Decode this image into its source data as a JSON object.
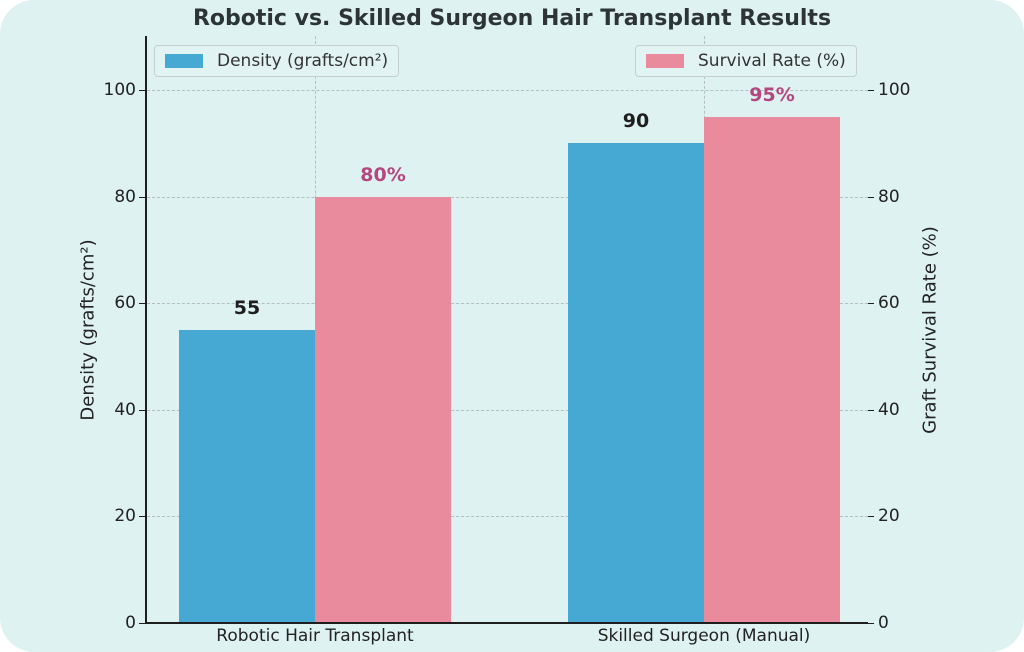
{
  "chart_data": {
    "type": "bar",
    "title": "Robotic vs. Skilled Surgeon Hair Transplant Results",
    "categories": [
      "Robotic Hair Transplant",
      "Skilled Surgeon (Manual)"
    ],
    "series": [
      {
        "name": "Density (grafts/cm²)",
        "axis": "left",
        "values": [
          55,
          90
        ],
        "labels": [
          "55",
          "90"
        ],
        "color": "#45a9d4",
        "label_color": "#1e1e1e"
      },
      {
        "name": "Survival Rate (%)",
        "axis": "right",
        "values": [
          80,
          95
        ],
        "labels": [
          "80%",
          "95%"
        ],
        "color": "#e98b9c",
        "label_color": "#b5467f"
      }
    ],
    "xlabel": "",
    "ylabel": "Density (grafts/cm²)",
    "ylabel_right": "Graft Survival Rate (%)",
    "ylim": [
      0,
      110
    ],
    "ylim_right": [
      0,
      110
    ],
    "yticks": [
      0,
      20,
      40,
      60,
      80,
      100
    ],
    "yticks_right": [
      0,
      20,
      40,
      60,
      80,
      100
    ],
    "grid": true,
    "legend": [
      {
        "label": "Density (grafts/cm²)",
        "position": "upper left"
      },
      {
        "label": "Survival Rate (%)",
        "position": "upper right"
      }
    ]
  },
  "colors": {
    "background": "#dff2f2",
    "density": "#45a9d4",
    "survival": "#e98b9c",
    "survival_label": "#b5467f"
  }
}
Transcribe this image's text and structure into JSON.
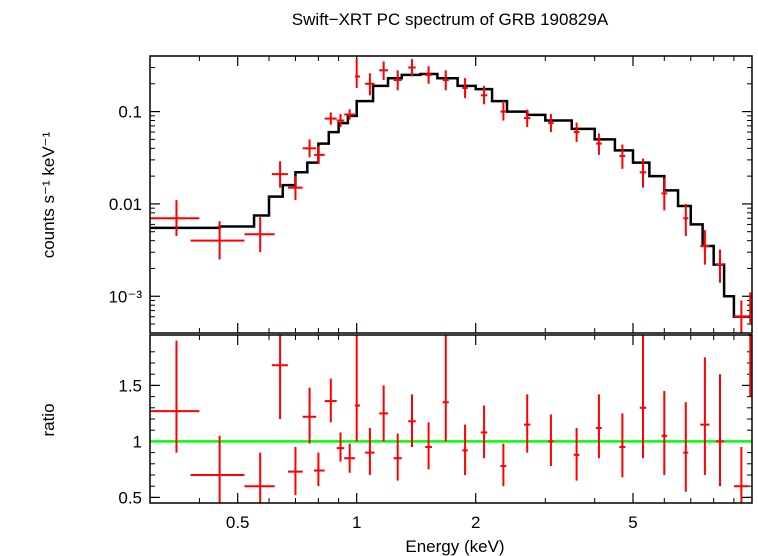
{
  "chart_data": {
    "type": "scatter",
    "title": "Swift−XRT PC spectrum of GRB 190829A",
    "xlabel": "Energy (keV)",
    "x_scale": "log",
    "xlim": [
      0.3,
      10
    ],
    "x_ticks": [
      {
        "value": 0.5,
        "label": "0.5"
      },
      {
        "value": 1,
        "label": "1"
      },
      {
        "value": 2,
        "label": "2"
      },
      {
        "value": 5,
        "label": "5"
      }
    ],
    "colors": {
      "data": "#ff0000",
      "model": "#000000",
      "unity": "#00ff00"
    },
    "panels": [
      {
        "name": "spectrum",
        "ylabel": "counts s⁻¹ keV⁻¹",
        "y_scale": "log",
        "ylim": [
          0.0004,
          0.4
        ],
        "y_ticks": [
          {
            "value": 0.1,
            "label": "0.1"
          },
          {
            "value": 0.01,
            "label": "0.01"
          },
          {
            "value": 0.001,
            "label": "10⁻³"
          }
        ],
        "model": {
          "name": "model",
          "x": [
            0.3,
            0.45,
            0.55,
            0.6,
            0.65,
            0.7,
            0.75,
            0.8,
            0.85,
            0.9,
            0.95,
            1.0,
            1.1,
            1.2,
            1.3,
            1.45,
            1.6,
            1.8,
            2.0,
            2.2,
            2.4,
            2.7,
            3.0,
            3.5,
            4.0,
            4.5,
            5.0,
            5.5,
            6.0,
            6.5,
            7.0,
            7.5,
            8.0,
            8.5,
            9.0,
            10.0
          ],
          "y": [
            0.0055,
            0.0057,
            0.0075,
            0.012,
            0.016,
            0.022,
            0.028,
            0.045,
            0.06,
            0.075,
            0.09,
            0.13,
            0.19,
            0.23,
            0.25,
            0.255,
            0.23,
            0.19,
            0.175,
            0.13,
            0.1,
            0.092,
            0.08,
            0.065,
            0.05,
            0.038,
            0.028,
            0.02,
            0.014,
            0.0095,
            0.006,
            0.0035,
            0.0022,
            0.001,
            0.0006,
            0.0006
          ]
        },
        "points": [
          {
            "x": 0.35,
            "xerr": [
              0.3,
              0.4
            ],
            "y": 0.007,
            "yerr": [
              0.0045,
              0.011
            ]
          },
          {
            "x": 0.45,
            "xerr": [
              0.38,
              0.52
            ],
            "y": 0.004,
            "yerr": [
              0.0025,
              0.0065
            ]
          },
          {
            "x": 0.57,
            "xerr": [
              0.52,
              0.62
            ],
            "y": 0.0047,
            "yerr": [
              0.003,
              0.0072
            ]
          },
          {
            "x": 0.64,
            "xerr": [
              0.61,
              0.67
            ],
            "y": 0.021,
            "yerr": [
              0.015,
              0.029
            ]
          },
          {
            "x": 0.7,
            "xerr": [
              0.67,
              0.73
            ],
            "y": 0.015,
            "yerr": [
              0.011,
              0.02
            ]
          },
          {
            "x": 0.76,
            "xerr": [
              0.73,
              0.79
            ],
            "y": 0.04,
            "yerr": [
              0.032,
              0.05
            ]
          },
          {
            "x": 0.8,
            "xerr": [
              0.78,
              0.83
            ],
            "y": 0.034,
            "yerr": [
              0.027,
              0.042
            ]
          },
          {
            "x": 0.86,
            "xerr": [
              0.83,
              0.89
            ],
            "y": 0.084,
            "yerr": [
              0.072,
              0.098
            ]
          },
          {
            "x": 0.91,
            "xerr": [
              0.89,
              0.93
            ],
            "y": 0.08,
            "yerr": [
              0.068,
              0.094
            ]
          },
          {
            "x": 0.96,
            "xerr": [
              0.93,
              0.99
            ],
            "y": 0.093,
            "yerr": [
              0.082,
              0.106
            ]
          },
          {
            "x": 1.0,
            "xerr": [
              0.99,
              1.02
            ],
            "y": 0.24,
            "yerr": [
              0.18,
              0.37
            ]
          },
          {
            "x": 1.08,
            "xerr": [
              1.05,
              1.11
            ],
            "y": 0.2,
            "yerr": [
              0.15,
              0.26
            ]
          },
          {
            "x": 1.17,
            "xerr": [
              1.14,
              1.2
            ],
            "y": 0.28,
            "yerr": [
              0.22,
              0.35
            ]
          },
          {
            "x": 1.27,
            "xerr": [
              1.24,
              1.3
            ],
            "y": 0.22,
            "yerr": [
              0.17,
              0.28
            ]
          },
          {
            "x": 1.38,
            "xerr": [
              1.35,
              1.41
            ],
            "y": 0.3,
            "yerr": [
              0.24,
              0.37
            ]
          },
          {
            "x": 1.52,
            "xerr": [
              1.49,
              1.55
            ],
            "y": 0.25,
            "yerr": [
              0.2,
              0.31
            ]
          },
          {
            "x": 1.68,
            "xerr": [
              1.65,
              1.71
            ],
            "y": 0.22,
            "yerr": [
              0.17,
              0.28
            ]
          },
          {
            "x": 1.88,
            "xerr": [
              1.85,
              1.91
            ],
            "y": 0.18,
            "yerr": [
              0.14,
              0.23
            ]
          },
          {
            "x": 2.1,
            "xerr": [
              2.06,
              2.14
            ],
            "y": 0.15,
            "yerr": [
              0.12,
              0.19
            ]
          },
          {
            "x": 2.35,
            "xerr": [
              2.31,
              2.39
            ],
            "y": 0.1,
            "yerr": [
              0.08,
              0.13
            ]
          },
          {
            "x": 2.7,
            "xerr": [
              2.65,
              2.75
            ],
            "y": 0.085,
            "yerr": [
              0.068,
              0.105
            ]
          },
          {
            "x": 3.1,
            "xerr": [
              3.05,
              3.15
            ],
            "y": 0.075,
            "yerr": [
              0.06,
              0.094
            ]
          },
          {
            "x": 3.6,
            "xerr": [
              3.54,
              3.66
            ],
            "y": 0.06,
            "yerr": [
              0.047,
              0.076
            ]
          },
          {
            "x": 4.1,
            "xerr": [
              4.03,
              4.17
            ],
            "y": 0.045,
            "yerr": [
              0.034,
              0.058
            ]
          },
          {
            "x": 4.7,
            "xerr": [
              4.62,
              4.78
            ],
            "y": 0.033,
            "yerr": [
              0.024,
              0.044
            ]
          },
          {
            "x": 5.3,
            "xerr": [
              5.2,
              5.4
            ],
            "y": 0.022,
            "yerr": [
              0.015,
              0.031
            ]
          },
          {
            "x": 6.0,
            "xerr": [
              5.9,
              6.1
            ],
            "y": 0.013,
            "yerr": [
              0.0085,
              0.019
            ]
          },
          {
            "x": 6.8,
            "xerr": [
              6.7,
              6.9
            ],
            "y": 0.007,
            "yerr": [
              0.0045,
              0.01
            ]
          },
          {
            "x": 7.6,
            "xerr": [
              7.4,
              7.8
            ],
            "y": 0.0035,
            "yerr": [
              0.0022,
              0.0052
            ]
          },
          {
            "x": 8.3,
            "xerr": [
              8.1,
              8.5
            ],
            "y": 0.0022,
            "yerr": [
              0.0014,
              0.0032
            ]
          },
          {
            "x": 9.4,
            "xerr": [
              9.0,
              9.8
            ],
            "y": 0.0006,
            "yerr": [
              0.0004,
              0.0009
            ]
          },
          {
            "x": 9.9,
            "xerr": [
              9.8,
              10.0
            ],
            "y": 0.0008,
            "yerr": [
              0.0005,
              0.0011
            ]
          }
        ]
      },
      {
        "name": "ratio",
        "ylabel": "ratio",
        "y_scale": "linear",
        "ylim": [
          0.45,
          1.95
        ],
        "y_ticks": [
          {
            "value": 0.5,
            "label": "0.5"
          },
          {
            "value": 1,
            "label": "1"
          },
          {
            "value": 1.5,
            "label": "1.5"
          }
        ],
        "reference_line": 1,
        "points": [
          {
            "x": 0.35,
            "xerr": [
              0.3,
              0.4
            ],
            "y": 1.27,
            "yerr": [
              0.9,
              1.9
            ]
          },
          {
            "x": 0.45,
            "xerr": [
              0.38,
              0.52
            ],
            "y": 0.7,
            "yerr": [
              0.45,
              1.05
            ]
          },
          {
            "x": 0.57,
            "xerr": [
              0.52,
              0.62
            ],
            "y": 0.6,
            "yerr": [
              0.45,
              0.9
            ]
          },
          {
            "x": 0.64,
            "xerr": [
              0.61,
              0.67
            ],
            "y": 1.68,
            "yerr": [
              1.2,
              1.95
            ]
          },
          {
            "x": 0.7,
            "xerr": [
              0.67,
              0.73
            ],
            "y": 0.73,
            "yerr": [
              0.52,
              0.95
            ]
          },
          {
            "x": 0.76,
            "xerr": [
              0.73,
              0.79
            ],
            "y": 1.22,
            "yerr": [
              0.98,
              1.48
            ]
          },
          {
            "x": 0.8,
            "xerr": [
              0.78,
              0.83
            ],
            "y": 0.74,
            "yerr": [
              0.6,
              0.9
            ]
          },
          {
            "x": 0.86,
            "xerr": [
              0.83,
              0.89
            ],
            "y": 1.36,
            "yerr": [
              1.17,
              1.56
            ]
          },
          {
            "x": 0.91,
            "xerr": [
              0.89,
              0.93
            ],
            "y": 0.94,
            "yerr": [
              0.82,
              1.08
            ]
          },
          {
            "x": 0.96,
            "xerr": [
              0.93,
              0.99
            ],
            "y": 0.85,
            "yerr": [
              0.72,
              0.98
            ]
          },
          {
            "x": 1.0,
            "xerr": [
              0.99,
              1.02
            ],
            "y": 1.32,
            "yerr": [
              1.0,
              1.95
            ]
          },
          {
            "x": 1.08,
            "xerr": [
              1.05,
              1.11
            ],
            "y": 0.9,
            "yerr": [
              0.7,
              1.12
            ]
          },
          {
            "x": 1.17,
            "xerr": [
              1.14,
              1.2
            ],
            "y": 1.25,
            "yerr": [
              1.0,
              1.5
            ]
          },
          {
            "x": 1.27,
            "xerr": [
              1.24,
              1.3
            ],
            "y": 0.85,
            "yerr": [
              0.65,
              1.07
            ]
          },
          {
            "x": 1.38,
            "xerr": [
              1.35,
              1.41
            ],
            "y": 1.18,
            "yerr": [
              0.95,
              1.42
            ]
          },
          {
            "x": 1.52,
            "xerr": [
              1.49,
              1.55
            ],
            "y": 0.95,
            "yerr": [
              0.75,
              1.17
            ]
          },
          {
            "x": 1.68,
            "xerr": [
              1.65,
              1.71
            ],
            "y": 1.35,
            "yerr": [
              1.0,
              1.95
            ]
          },
          {
            "x": 1.88,
            "xerr": [
              1.85,
              1.91
            ],
            "y": 0.92,
            "yerr": [
              0.7,
              1.15
            ]
          },
          {
            "x": 2.1,
            "xerr": [
              2.06,
              2.14
            ],
            "y": 1.08,
            "yerr": [
              0.85,
              1.32
            ]
          },
          {
            "x": 2.35,
            "xerr": [
              2.31,
              2.39
            ],
            "y": 0.78,
            "yerr": [
              0.6,
              0.98
            ]
          },
          {
            "x": 2.7,
            "xerr": [
              2.65,
              2.75
            ],
            "y": 1.15,
            "yerr": [
              0.9,
              1.42
            ]
          },
          {
            "x": 3.1,
            "xerr": [
              3.05,
              3.15
            ],
            "y": 1.0,
            "yerr": [
              0.78,
              1.24
            ]
          },
          {
            "x": 3.6,
            "xerr": [
              3.54,
              3.66
            ],
            "y": 0.88,
            "yerr": [
              0.65,
              1.12
            ]
          },
          {
            "x": 4.1,
            "xerr": [
              4.03,
              4.17
            ],
            "y": 1.12,
            "yerr": [
              0.85,
              1.42
            ]
          },
          {
            "x": 4.7,
            "xerr": [
              4.62,
              4.78
            ],
            "y": 0.95,
            "yerr": [
              0.68,
              1.25
            ]
          },
          {
            "x": 5.3,
            "xerr": [
              5.2,
              5.4
            ],
            "y": 1.3,
            "yerr": [
              0.85,
              1.95
            ]
          },
          {
            "x": 6.0,
            "xerr": [
              5.9,
              6.1
            ],
            "y": 1.05,
            "yerr": [
              0.7,
              1.45
            ]
          },
          {
            "x": 6.8,
            "xerr": [
              6.7,
              6.9
            ],
            "y": 0.9,
            "yerr": [
              0.55,
              1.35
            ]
          },
          {
            "x": 7.6,
            "xerr": [
              7.4,
              7.8
            ],
            "y": 1.15,
            "yerr": [
              0.7,
              1.75
            ]
          },
          {
            "x": 8.3,
            "xerr": [
              8.1,
              8.5
            ],
            "y": 1.0,
            "yerr": [
              0.6,
              1.6
            ]
          },
          {
            "x": 9.4,
            "xerr": [
              9.0,
              9.8
            ],
            "y": 0.6,
            "yerr": [
              0.45,
              0.95
            ]
          },
          {
            "x": 9.9,
            "xerr": [
              9.8,
              10.0
            ],
            "y": 1.95,
            "yerr": [
              1.4,
              1.95
            ]
          }
        ]
      }
    ]
  }
}
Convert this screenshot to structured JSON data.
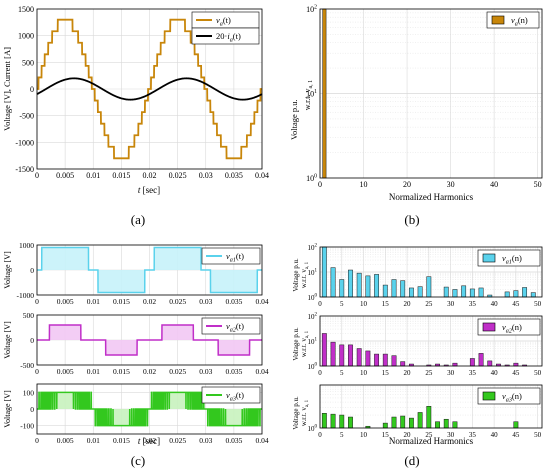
{
  "panel_labels": [
    "(a)",
    "(b)",
    "(c)",
    "(d)"
  ],
  "colors": {
    "orange": "#c8860a",
    "black": "#000000",
    "cyan": "#5ad2ec",
    "cyan_fill": "#c6f2fa",
    "magenta": "#c02fc8",
    "magenta_fill": "#f2c8f4",
    "green": "#33c81e",
    "green_fill": "#c8f2be",
    "grid": "#d9d9d9",
    "bar_edge": "#1a1a1a"
  },
  "chart_data": [
    {
      "id": "a",
      "type": "line",
      "xlabel": "t [sec]",
      "ylabel": "Voltage [V], Current [A]",
      "xlim": [
        0,
        0.04
      ],
      "ylim": [
        -1500,
        1500
      ],
      "xticks": [
        "0",
        "0.005",
        "0.01",
        "0.015",
        "0.02",
        "0.025",
        "0.03",
        "0.035",
        "0.04"
      ],
      "yticks": [
        "-1500",
        "-1000",
        "-500",
        "0",
        "500",
        "1000",
        "1500"
      ],
      "grid": true,
      "legend_position": "top-right",
      "series": [
        {
          "name": "v_a(t)",
          "kind": "staircase",
          "amplitude": 1300,
          "levels": 13,
          "frequency_hz": 50,
          "color": "orange"
        },
        {
          "name": "20·i_a(t)",
          "kind": "sine",
          "amplitude": 200,
          "phase_lag_rad": 0.5,
          "frequency_hz": 50,
          "color": "black"
        }
      ]
    },
    {
      "id": "b",
      "type": "bar",
      "xlabel": "Normalized Harmonics",
      "ylabel": "Voltage p.u. w.r.t. v_a,1",
      "xlim": [
        0,
        51
      ],
      "ylim": [
        1,
        100
      ],
      "yscale": "log",
      "xticks": [
        "0",
        "10",
        "20",
        "30",
        "40",
        "50"
      ],
      "yticks": [
        "10^0",
        "10^1",
        "10^2"
      ],
      "grid": true,
      "legend_position": "top-right",
      "series": [
        {
          "name": "v_a(n)",
          "color": "orange",
          "x": [
            1
          ],
          "values": [
            100
          ]
        }
      ]
    },
    {
      "id": "c",
      "type": "line",
      "xlabel": "t [sec]",
      "xlim": [
        0,
        0.04
      ],
      "xticks": [
        "0",
        "0.005",
        "0.01",
        "0.015",
        "0.02",
        "0.025",
        "0.03",
        "0.035",
        "0.04"
      ],
      "grid": true,
      "subplots": [
        {
          "name": "v_a1(t)",
          "ylabel": "Voltage [V]",
          "ylim": [
            -1000,
            1000
          ],
          "yticks": [
            "-1000",
            "0",
            "1000"
          ],
          "color": "cyan",
          "fill": "cyan_fill",
          "kind": "pwm",
          "level": 900,
          "carriers": 0
        },
        {
          "name": "v_a2(t)",
          "ylabel": "Voltage [V]",
          "ylim": [
            -500,
            500
          ],
          "yticks": [
            "-500",
            "0",
            "500"
          ],
          "color": "magenta",
          "fill": "magenta_fill",
          "kind": "pwm",
          "level": 300,
          "carriers": 3
        },
        {
          "name": "v_a3(t)",
          "ylabel": "Voltage [V]",
          "ylim": [
            -150,
            150
          ],
          "yticks": [
            "-100",
            "0",
            "100"
          ],
          "color": "green",
          "fill": "green_fill",
          "kind": "pwm",
          "level": 100,
          "carriers": 27
        }
      ]
    },
    {
      "id": "d",
      "type": "bar",
      "xlabel": "Normalized Harmonics",
      "yscale": "log",
      "xlim": [
        0,
        51
      ],
      "xticks": [
        "0",
        "5",
        "10",
        "15",
        "20",
        "25",
        "30",
        "35",
        "40",
        "45",
        "50"
      ],
      "grid": true,
      "subplots": [
        {
          "name": "v_a1(n)",
          "ylabel": "Voltage p.u. w.r.t. v_a,1",
          "ylim": [
            1,
            100
          ],
          "yticks": [
            "10^0",
            "10^1",
            "10^2"
          ],
          "color": "cyan",
          "x": [
            1,
            3,
            5,
            7,
            9,
            11,
            13,
            15,
            17,
            19,
            21,
            23,
            25,
            29,
            31,
            33,
            35,
            37,
            39,
            43,
            45,
            47,
            49
          ],
          "values": [
            100,
            15,
            5,
            12,
            9,
            7,
            8,
            3,
            5,
            4.5,
            2.3,
            2.6,
            6.5,
            2.5,
            2.0,
            2.8,
            2.1,
            2.3,
            1.2,
            1.6,
            1.8,
            2.4,
            1.5
          ]
        },
        {
          "name": "v_a2(n)",
          "ylabel": "Voltage p.u. w.r.t. v_a,1",
          "ylim": [
            1,
            100
          ],
          "yticks": [
            "10^0",
            "10^1",
            "10^2"
          ],
          "color": "magenta",
          "x": [
            1,
            3,
            5,
            7,
            9,
            11,
            13,
            15,
            17,
            19,
            21,
            25,
            27,
            29,
            31,
            35,
            37,
            39,
            41,
            43,
            45,
            47
          ],
          "values": [
            20,
            9,
            7,
            7,
            5,
            4,
            3,
            3,
            2.6,
            1.5,
            1.2,
            1.1,
            1.2,
            1.1,
            1.3,
            2.0,
            3.2,
            1.6,
            1.2,
            1.1,
            1.3,
            1.1
          ]
        },
        {
          "name": "v_a3(n)",
          "ylabel": "Voltage p.u. w.r.t. v_a,1",
          "ylim": [
            1,
            10
          ],
          "yticks": [
            "10^0"
          ],
          "color": "green",
          "x": [
            1,
            3,
            5,
            7,
            11,
            15,
            17,
            19,
            21,
            23,
            25,
            27,
            29,
            31,
            45
          ],
          "values": [
            2.2,
            2.1,
            2.0,
            1.8,
            1.1,
            1.3,
            1.8,
            1.9,
            1.7,
            2.3,
            3.2,
            1.4,
            1.6,
            1.4,
            1.4
          ]
        }
      ]
    }
  ]
}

## Directions for this task
Identify and list each line with the word "Robotic".

## Complete response
    "title": "Robotic vs. Skilled Surgeon Hair Transplant Results",
      "Robotic Hair Transplant",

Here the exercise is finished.